**REQUIREMENTS**. State how many lines of the entries hold the string "from". Reply with the number alone.

**Structured figure records**.
•••••
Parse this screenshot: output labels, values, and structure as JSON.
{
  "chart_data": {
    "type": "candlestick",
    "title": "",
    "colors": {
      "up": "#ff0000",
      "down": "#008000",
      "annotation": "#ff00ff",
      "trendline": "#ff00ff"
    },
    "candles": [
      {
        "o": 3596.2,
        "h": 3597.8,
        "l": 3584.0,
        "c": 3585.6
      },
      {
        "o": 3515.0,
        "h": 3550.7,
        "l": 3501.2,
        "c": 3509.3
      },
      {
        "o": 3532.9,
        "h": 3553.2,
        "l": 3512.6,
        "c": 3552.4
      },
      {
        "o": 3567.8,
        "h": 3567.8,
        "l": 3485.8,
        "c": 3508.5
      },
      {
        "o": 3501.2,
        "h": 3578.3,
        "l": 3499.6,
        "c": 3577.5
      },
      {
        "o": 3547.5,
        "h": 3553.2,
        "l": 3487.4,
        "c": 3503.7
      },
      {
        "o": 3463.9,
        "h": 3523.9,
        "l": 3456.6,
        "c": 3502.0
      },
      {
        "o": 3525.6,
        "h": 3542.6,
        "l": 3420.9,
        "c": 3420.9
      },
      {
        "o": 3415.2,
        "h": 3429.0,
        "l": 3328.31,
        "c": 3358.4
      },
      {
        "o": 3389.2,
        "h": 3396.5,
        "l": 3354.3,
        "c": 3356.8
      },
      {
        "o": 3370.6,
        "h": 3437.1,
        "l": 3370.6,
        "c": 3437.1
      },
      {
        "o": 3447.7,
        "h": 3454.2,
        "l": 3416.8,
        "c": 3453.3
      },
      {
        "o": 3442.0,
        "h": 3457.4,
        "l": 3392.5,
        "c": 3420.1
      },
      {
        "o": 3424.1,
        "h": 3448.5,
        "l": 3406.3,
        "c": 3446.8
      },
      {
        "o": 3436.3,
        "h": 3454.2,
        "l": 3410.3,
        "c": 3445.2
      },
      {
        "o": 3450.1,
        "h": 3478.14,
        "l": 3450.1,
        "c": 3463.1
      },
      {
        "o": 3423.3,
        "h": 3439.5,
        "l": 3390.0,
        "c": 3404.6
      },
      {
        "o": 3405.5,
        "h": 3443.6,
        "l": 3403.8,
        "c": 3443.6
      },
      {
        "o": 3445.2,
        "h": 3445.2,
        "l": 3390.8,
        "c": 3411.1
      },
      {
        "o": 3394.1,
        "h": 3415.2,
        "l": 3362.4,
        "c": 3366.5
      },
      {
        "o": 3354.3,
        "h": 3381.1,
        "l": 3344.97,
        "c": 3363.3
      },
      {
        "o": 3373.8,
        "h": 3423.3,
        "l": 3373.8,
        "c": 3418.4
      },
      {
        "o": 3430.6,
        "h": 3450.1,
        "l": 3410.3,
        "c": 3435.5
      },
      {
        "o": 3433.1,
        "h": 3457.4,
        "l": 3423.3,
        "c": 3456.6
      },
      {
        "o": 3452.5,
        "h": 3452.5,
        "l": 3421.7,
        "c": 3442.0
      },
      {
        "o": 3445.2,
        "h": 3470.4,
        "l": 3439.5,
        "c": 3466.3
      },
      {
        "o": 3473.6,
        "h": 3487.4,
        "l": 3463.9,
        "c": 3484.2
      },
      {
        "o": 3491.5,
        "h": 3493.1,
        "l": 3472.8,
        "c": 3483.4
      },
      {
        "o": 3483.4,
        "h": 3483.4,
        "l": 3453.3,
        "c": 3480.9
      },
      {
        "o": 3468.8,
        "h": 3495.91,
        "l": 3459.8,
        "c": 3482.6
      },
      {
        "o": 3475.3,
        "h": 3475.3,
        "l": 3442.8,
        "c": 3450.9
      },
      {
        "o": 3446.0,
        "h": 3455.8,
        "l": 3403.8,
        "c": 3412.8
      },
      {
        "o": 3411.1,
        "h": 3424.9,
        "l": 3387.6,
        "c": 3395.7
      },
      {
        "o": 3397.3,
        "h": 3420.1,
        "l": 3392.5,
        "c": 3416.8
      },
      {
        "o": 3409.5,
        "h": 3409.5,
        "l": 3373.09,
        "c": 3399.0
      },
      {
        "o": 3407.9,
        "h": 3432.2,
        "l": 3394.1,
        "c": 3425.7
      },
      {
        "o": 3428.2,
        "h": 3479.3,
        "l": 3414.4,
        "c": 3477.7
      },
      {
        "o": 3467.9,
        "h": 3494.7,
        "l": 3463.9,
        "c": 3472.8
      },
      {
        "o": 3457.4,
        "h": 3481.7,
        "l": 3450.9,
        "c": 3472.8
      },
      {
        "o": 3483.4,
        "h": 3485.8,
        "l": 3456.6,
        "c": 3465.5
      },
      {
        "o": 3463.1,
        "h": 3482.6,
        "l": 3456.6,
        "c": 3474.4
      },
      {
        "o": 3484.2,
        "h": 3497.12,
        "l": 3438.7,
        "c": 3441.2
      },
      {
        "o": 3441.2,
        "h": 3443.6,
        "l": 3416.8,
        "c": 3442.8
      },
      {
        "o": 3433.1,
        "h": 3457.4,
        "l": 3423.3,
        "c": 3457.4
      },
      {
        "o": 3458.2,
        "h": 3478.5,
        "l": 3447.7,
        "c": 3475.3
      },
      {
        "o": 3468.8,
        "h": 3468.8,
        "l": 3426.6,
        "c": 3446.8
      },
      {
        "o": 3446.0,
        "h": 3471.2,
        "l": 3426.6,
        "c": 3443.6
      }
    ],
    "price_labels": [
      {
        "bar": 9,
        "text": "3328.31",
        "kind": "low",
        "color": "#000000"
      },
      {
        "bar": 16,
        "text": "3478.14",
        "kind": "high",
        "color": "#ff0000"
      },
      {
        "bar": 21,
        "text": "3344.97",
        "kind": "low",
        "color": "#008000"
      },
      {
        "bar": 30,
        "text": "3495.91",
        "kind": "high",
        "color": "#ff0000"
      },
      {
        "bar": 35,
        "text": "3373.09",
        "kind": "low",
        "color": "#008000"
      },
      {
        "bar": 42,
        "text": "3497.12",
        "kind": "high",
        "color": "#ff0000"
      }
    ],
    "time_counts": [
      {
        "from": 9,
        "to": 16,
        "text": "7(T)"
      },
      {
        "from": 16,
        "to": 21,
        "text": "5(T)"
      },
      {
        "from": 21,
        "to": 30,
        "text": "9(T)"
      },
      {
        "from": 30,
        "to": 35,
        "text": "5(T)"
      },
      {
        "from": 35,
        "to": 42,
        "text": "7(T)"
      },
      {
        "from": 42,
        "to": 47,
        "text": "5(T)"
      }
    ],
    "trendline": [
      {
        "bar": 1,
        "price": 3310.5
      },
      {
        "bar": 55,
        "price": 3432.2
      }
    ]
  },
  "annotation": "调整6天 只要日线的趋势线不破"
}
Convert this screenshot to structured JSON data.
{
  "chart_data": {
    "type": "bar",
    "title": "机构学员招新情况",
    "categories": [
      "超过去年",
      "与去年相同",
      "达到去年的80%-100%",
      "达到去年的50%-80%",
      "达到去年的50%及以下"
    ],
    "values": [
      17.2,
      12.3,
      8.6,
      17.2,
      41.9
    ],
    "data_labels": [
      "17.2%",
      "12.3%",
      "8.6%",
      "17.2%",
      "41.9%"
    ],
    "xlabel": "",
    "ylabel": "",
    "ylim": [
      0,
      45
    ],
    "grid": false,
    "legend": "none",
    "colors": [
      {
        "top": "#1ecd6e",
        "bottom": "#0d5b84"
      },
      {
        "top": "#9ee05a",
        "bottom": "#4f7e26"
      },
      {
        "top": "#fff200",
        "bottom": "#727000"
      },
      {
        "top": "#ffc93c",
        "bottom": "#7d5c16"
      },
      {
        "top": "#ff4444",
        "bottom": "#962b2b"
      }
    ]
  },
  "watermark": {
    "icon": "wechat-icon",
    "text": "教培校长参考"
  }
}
•••••
**RESPONSE TO THIS EXERCISE**. 6